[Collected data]
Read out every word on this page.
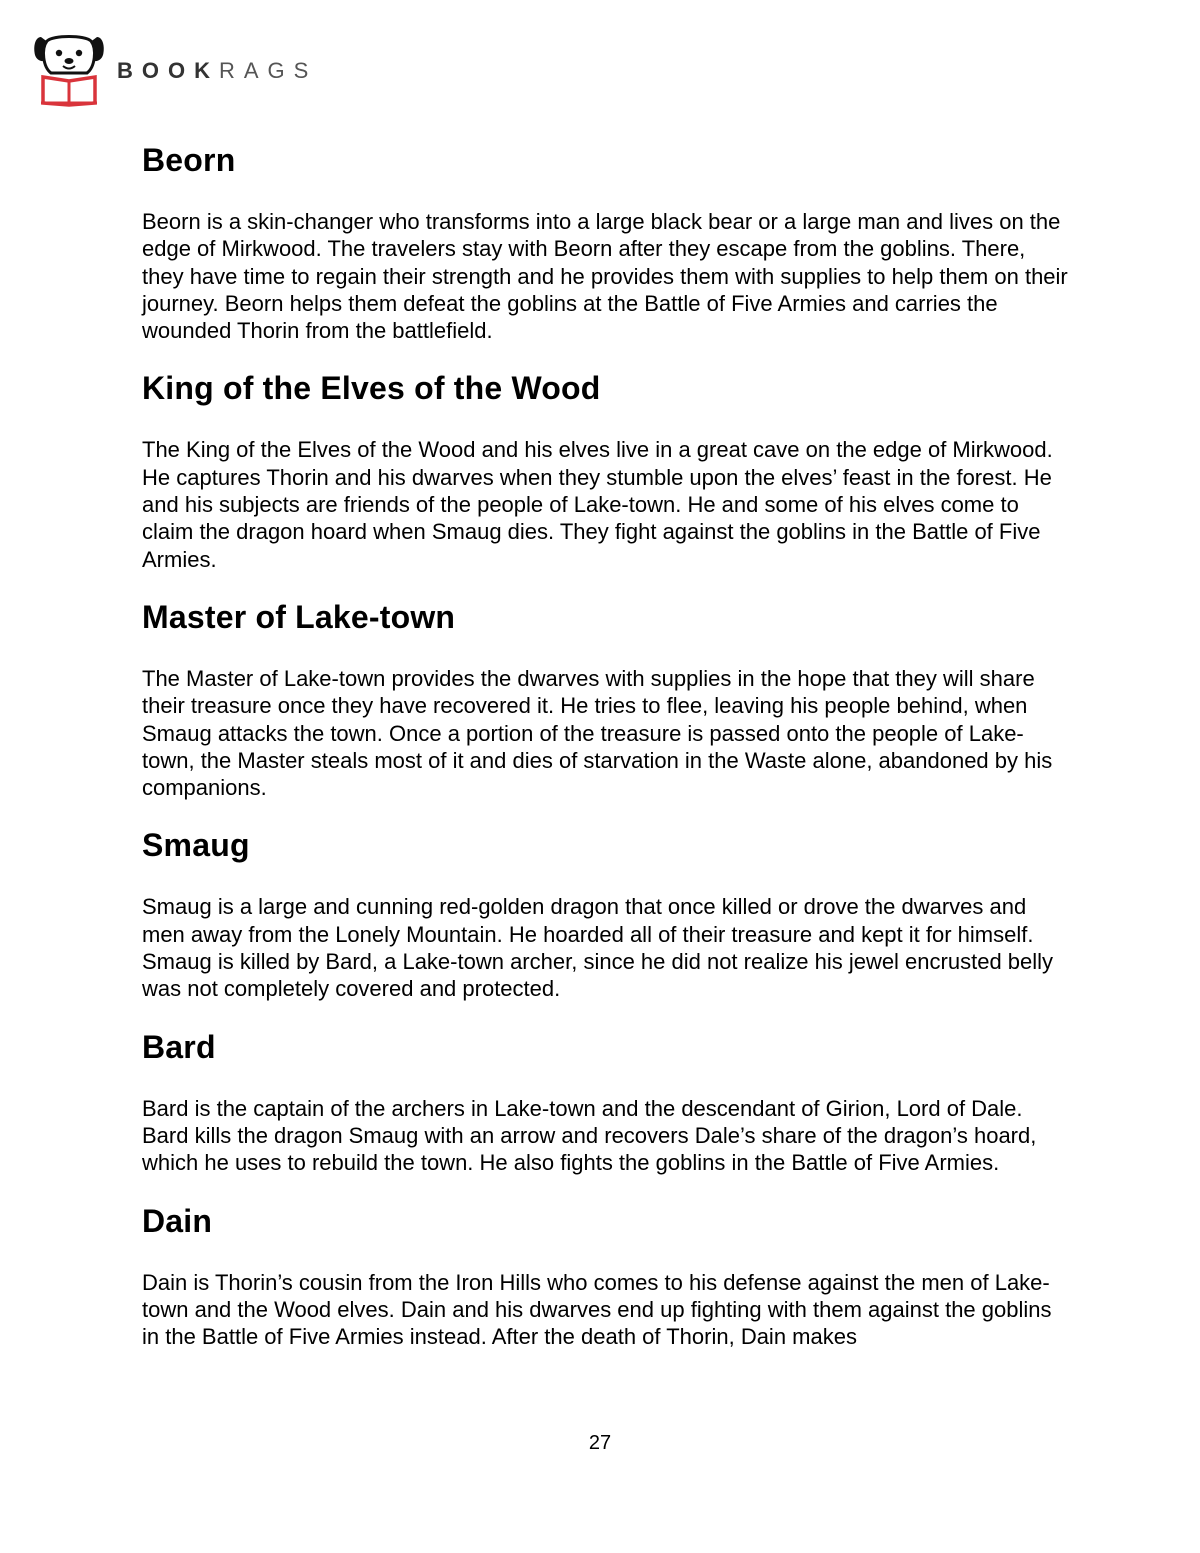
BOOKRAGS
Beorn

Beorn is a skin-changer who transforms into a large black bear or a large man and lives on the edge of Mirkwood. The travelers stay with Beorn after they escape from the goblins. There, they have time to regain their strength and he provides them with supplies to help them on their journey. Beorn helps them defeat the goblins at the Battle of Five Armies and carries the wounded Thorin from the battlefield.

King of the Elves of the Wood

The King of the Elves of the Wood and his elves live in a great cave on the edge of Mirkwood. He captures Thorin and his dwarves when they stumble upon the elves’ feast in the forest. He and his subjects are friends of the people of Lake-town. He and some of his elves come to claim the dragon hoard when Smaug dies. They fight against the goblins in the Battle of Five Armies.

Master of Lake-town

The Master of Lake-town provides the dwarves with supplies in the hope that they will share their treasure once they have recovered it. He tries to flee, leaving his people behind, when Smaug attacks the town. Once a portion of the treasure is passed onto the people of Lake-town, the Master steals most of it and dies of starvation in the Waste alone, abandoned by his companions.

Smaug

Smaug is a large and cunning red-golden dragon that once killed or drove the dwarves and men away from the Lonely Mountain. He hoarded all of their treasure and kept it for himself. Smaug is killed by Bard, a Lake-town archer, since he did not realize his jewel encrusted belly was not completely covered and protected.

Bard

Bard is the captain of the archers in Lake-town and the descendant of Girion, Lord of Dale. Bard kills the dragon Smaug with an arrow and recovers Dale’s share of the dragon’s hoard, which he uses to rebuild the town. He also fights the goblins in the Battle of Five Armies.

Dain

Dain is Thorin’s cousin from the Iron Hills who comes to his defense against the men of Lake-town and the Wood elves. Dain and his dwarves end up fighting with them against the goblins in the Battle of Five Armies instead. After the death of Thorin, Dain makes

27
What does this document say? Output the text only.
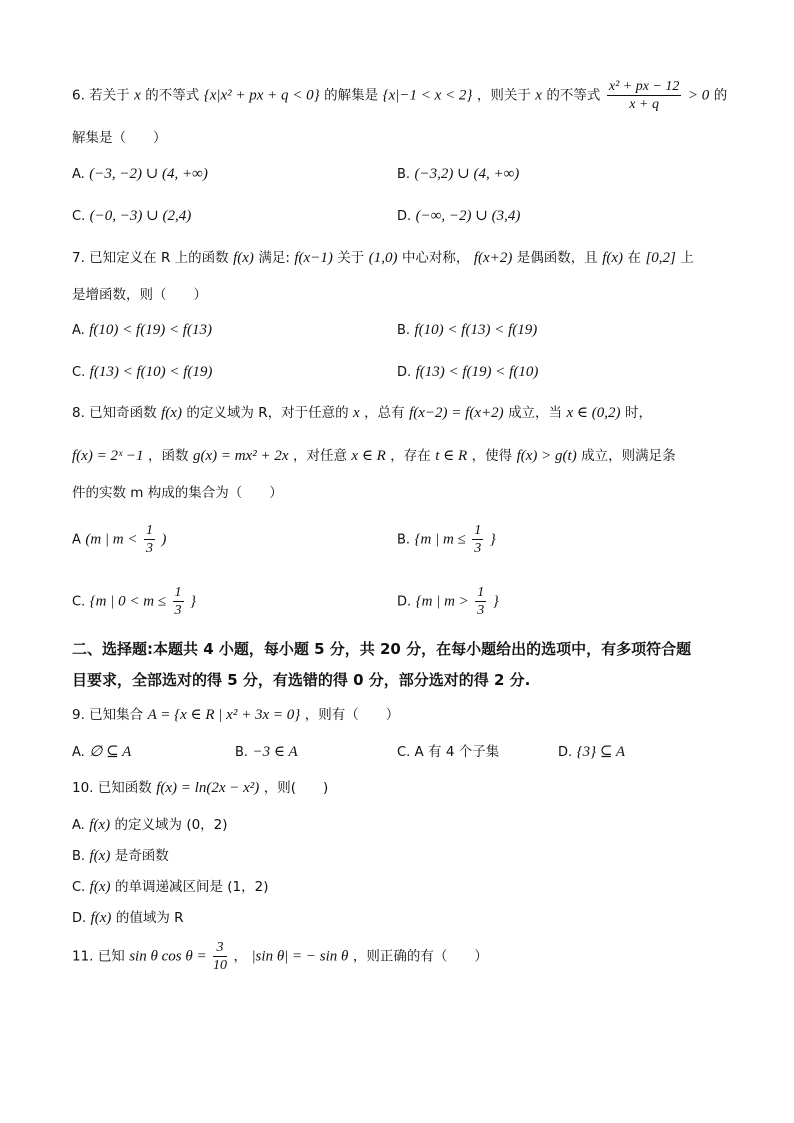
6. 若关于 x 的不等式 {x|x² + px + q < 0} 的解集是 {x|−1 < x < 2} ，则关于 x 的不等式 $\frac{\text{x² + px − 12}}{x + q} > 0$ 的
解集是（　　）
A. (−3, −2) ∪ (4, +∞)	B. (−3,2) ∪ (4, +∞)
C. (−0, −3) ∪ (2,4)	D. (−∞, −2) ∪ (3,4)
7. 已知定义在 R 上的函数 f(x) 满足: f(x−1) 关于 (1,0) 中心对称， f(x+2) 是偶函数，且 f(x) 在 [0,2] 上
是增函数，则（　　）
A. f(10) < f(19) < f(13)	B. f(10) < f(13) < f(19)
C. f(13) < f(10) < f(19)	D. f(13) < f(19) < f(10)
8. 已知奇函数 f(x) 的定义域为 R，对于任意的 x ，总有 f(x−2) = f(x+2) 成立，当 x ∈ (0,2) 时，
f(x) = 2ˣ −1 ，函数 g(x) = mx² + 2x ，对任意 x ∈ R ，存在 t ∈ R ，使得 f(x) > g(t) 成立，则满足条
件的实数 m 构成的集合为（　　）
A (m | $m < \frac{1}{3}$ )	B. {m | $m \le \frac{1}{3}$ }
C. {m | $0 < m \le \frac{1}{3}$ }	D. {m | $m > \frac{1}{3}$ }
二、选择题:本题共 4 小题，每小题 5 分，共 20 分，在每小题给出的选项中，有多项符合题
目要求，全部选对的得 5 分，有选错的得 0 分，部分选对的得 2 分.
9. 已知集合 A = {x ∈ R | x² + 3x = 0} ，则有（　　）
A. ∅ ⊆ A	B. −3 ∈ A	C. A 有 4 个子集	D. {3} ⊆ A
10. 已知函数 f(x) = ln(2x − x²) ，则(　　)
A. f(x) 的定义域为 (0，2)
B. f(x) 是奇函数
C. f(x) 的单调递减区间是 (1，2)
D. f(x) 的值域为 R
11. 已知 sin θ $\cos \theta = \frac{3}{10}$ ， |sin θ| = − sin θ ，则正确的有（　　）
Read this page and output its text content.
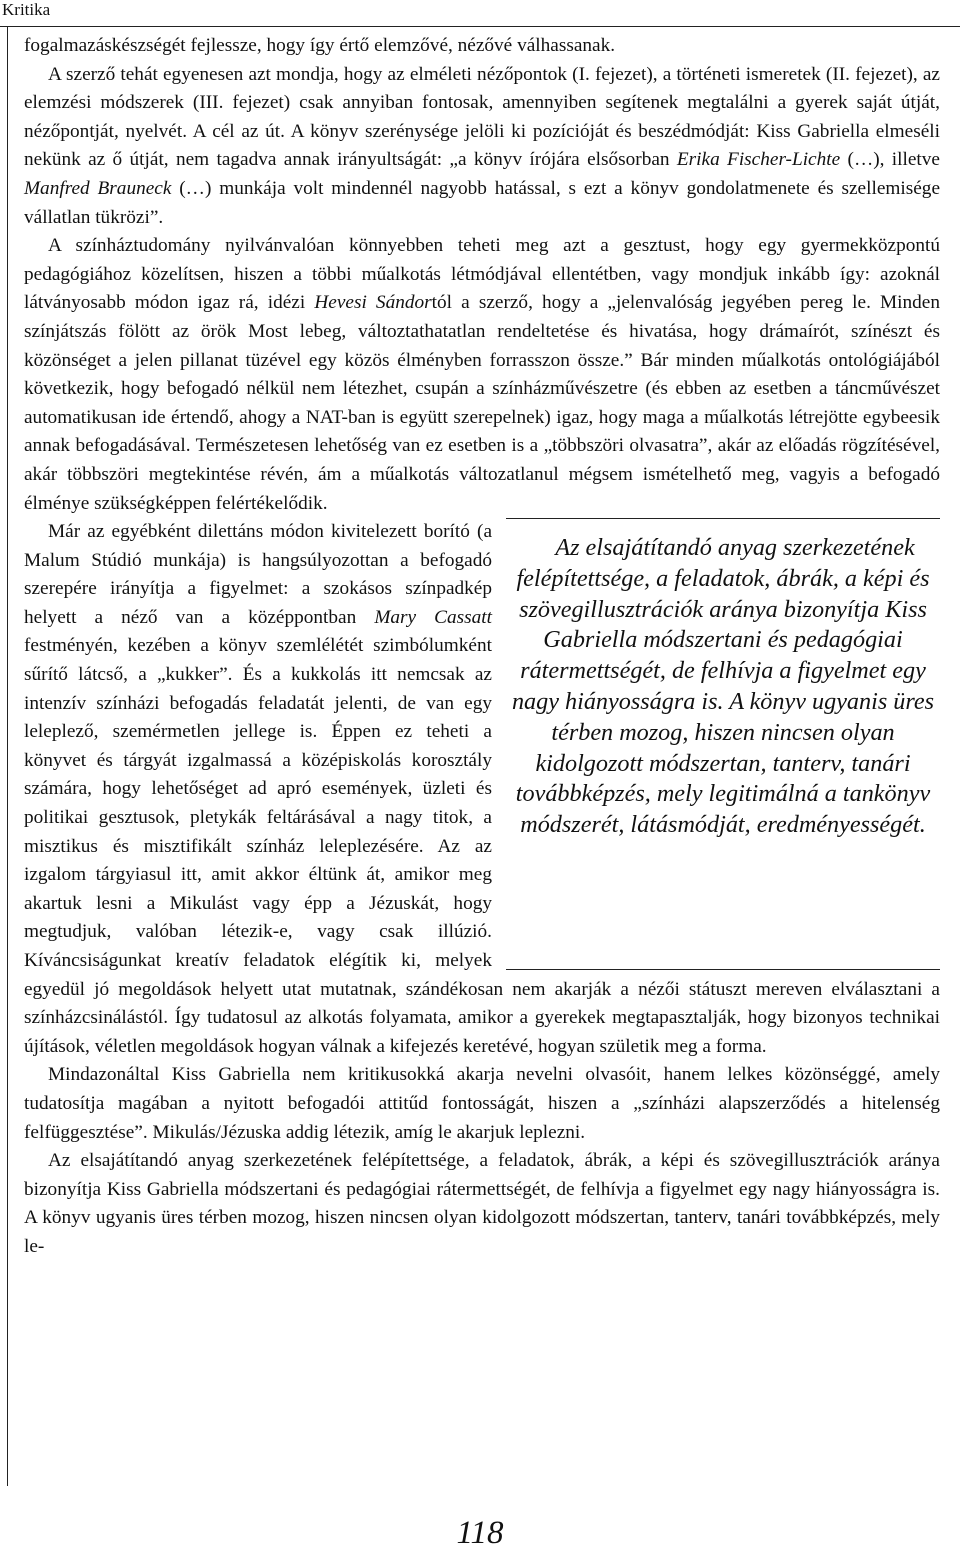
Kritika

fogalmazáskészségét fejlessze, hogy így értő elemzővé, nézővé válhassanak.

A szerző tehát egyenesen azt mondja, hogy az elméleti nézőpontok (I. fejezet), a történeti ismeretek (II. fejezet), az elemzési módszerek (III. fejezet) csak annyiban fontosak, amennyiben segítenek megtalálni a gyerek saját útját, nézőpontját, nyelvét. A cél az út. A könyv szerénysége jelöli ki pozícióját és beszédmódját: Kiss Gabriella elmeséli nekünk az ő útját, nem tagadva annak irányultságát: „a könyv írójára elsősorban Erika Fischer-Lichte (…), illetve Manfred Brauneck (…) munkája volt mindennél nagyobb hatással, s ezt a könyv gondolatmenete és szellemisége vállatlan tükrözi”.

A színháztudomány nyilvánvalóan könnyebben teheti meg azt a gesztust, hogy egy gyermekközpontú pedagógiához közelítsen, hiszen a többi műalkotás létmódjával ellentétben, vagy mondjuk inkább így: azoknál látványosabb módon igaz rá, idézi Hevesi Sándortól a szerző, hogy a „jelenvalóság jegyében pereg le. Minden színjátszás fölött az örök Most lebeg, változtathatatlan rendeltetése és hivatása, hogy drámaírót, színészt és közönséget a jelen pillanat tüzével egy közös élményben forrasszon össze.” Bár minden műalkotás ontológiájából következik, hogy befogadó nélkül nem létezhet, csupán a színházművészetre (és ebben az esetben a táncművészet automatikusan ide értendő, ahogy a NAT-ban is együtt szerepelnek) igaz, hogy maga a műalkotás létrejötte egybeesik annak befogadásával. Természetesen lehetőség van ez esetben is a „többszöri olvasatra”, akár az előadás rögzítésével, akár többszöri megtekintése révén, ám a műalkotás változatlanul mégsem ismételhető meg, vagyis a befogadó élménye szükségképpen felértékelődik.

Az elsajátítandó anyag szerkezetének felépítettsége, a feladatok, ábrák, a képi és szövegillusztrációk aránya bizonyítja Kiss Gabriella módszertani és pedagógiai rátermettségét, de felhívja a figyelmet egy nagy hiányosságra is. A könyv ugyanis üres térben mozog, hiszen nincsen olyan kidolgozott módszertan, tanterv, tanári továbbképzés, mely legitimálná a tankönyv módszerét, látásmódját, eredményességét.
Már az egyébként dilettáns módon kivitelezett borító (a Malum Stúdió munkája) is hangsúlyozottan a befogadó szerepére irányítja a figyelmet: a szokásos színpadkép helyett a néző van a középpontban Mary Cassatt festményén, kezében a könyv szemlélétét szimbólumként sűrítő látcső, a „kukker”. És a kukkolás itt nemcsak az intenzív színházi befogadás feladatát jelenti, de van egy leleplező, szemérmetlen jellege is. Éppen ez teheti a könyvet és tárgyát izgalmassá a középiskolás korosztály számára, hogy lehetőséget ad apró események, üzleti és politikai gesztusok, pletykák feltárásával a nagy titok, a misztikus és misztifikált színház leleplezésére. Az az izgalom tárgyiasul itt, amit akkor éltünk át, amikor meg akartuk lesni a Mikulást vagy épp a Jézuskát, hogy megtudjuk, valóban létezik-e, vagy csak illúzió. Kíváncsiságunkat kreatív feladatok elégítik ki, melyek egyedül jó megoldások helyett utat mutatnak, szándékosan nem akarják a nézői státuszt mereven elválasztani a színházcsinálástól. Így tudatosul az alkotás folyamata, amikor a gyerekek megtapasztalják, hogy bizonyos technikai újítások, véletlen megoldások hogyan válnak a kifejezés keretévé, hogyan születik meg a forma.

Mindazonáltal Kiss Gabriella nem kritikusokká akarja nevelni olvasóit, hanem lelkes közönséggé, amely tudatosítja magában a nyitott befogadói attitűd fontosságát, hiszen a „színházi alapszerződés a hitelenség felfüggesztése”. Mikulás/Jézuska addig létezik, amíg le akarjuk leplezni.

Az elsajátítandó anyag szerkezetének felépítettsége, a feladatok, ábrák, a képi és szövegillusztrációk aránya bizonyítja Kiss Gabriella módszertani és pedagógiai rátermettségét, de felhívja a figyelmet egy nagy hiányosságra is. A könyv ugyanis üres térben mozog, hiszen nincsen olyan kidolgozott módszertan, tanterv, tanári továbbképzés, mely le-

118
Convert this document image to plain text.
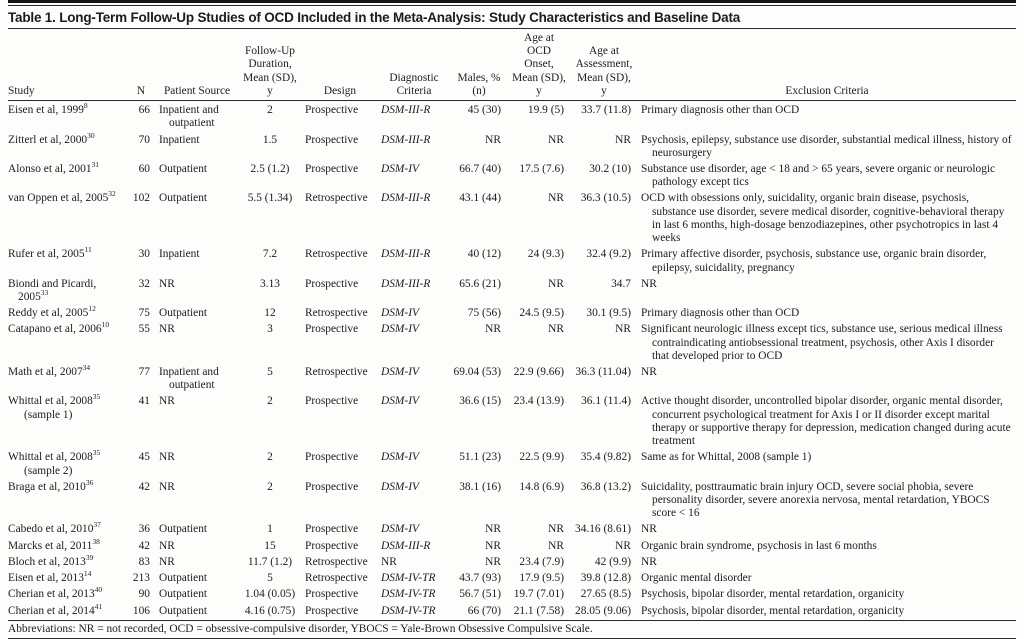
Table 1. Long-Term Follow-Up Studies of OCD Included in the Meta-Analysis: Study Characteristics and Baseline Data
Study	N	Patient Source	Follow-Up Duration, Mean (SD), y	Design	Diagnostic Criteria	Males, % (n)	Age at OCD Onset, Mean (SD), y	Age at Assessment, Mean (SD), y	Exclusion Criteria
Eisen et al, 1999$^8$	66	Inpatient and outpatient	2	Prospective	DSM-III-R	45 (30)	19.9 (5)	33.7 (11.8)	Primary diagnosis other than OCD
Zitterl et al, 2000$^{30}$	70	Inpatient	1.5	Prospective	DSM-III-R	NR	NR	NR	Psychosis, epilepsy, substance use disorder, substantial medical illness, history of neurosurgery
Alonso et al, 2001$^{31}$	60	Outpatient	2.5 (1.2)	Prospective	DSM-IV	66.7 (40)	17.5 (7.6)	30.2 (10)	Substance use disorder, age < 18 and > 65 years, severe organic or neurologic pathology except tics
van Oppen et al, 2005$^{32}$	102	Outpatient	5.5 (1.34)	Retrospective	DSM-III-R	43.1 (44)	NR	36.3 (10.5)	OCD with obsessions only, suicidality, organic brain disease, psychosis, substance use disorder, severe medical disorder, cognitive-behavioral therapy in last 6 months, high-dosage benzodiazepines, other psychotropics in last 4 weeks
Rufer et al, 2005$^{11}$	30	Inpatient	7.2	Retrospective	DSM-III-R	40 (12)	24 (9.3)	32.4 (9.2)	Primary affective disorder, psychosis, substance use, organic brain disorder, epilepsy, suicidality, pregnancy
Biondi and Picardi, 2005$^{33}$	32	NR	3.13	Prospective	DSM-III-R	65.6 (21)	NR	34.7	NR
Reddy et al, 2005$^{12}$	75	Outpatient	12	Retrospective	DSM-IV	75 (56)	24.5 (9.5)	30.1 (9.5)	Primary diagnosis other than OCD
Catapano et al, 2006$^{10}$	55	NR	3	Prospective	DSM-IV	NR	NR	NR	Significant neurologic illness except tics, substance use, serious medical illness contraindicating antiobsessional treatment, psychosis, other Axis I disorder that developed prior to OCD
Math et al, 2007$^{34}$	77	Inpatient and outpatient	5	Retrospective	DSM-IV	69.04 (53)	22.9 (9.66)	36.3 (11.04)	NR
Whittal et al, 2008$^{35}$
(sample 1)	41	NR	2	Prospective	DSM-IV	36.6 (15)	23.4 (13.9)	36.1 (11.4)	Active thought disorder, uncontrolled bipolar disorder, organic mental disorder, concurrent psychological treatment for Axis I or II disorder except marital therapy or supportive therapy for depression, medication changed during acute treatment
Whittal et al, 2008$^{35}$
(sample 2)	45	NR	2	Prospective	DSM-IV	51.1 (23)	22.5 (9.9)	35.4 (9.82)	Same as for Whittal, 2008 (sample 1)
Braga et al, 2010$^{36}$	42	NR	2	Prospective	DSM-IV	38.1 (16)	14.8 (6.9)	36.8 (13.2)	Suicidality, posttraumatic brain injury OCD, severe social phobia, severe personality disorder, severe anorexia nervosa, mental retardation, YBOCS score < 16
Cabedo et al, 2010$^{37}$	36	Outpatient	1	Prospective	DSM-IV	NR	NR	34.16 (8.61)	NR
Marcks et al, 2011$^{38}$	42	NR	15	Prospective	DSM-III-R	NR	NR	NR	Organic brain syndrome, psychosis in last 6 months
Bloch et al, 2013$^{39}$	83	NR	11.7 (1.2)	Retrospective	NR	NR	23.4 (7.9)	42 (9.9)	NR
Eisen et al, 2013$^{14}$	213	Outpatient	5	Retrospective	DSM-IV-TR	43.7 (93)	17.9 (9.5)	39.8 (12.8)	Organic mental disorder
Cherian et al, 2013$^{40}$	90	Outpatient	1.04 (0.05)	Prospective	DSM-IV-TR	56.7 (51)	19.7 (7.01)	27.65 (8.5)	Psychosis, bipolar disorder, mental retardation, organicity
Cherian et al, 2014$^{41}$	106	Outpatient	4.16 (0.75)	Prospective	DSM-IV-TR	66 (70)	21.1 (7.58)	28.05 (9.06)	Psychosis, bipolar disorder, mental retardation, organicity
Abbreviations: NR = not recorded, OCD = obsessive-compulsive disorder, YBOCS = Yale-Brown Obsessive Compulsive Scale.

→ **Requirement**:
Each line holding "mental" must be found and copied.

→ **The response**:
(sample 1)	41	NR	2	Prospective	DSM-IV	36.6 (15)	23.4 (13.9)	36.1 (11.4)	Active thought disorder, uncontrolled bipolar disorder, organic mental disorder, concurrent psychological treatment for Axis I or II disorder except marital therapy or supportive therapy for depression, medication changed during acute treatment
Braga et al, 2010$^{36}$	42	NR	2	Prospective	DSM-IV	38.1 (16)	14.8 (6.9)	36.8 (13.2)	Suicidality, posttraumatic brain injury OCD, severe social phobia, severe personality disorder, severe anorexia nervosa, mental retardation, YBOCS score < 16
Eisen et al, 2013$^{14}$	213	Outpatient	5	Retrospective	DSM-IV-TR	43.7 (93)	17.9 (9.5)	39.8 (12.8)	Organic mental disorder
Cherian et al, 2013$^{40}$	90	Outpatient	1.04 (0.05)	Prospective	DSM-IV-TR	56.7 (51)	19.7 (7.01)	27.65 (8.5)	Psychosis, bipolar disorder, mental retardation, organicity
Cherian et al, 2014$^{41}$	106	Outpatient	4.16 (0.75)	Prospective	DSM-IV-TR	66 (70)	21.1 (7.58)	28.05 (9.06)	Psychosis, bipolar disorder, mental retardation, organicity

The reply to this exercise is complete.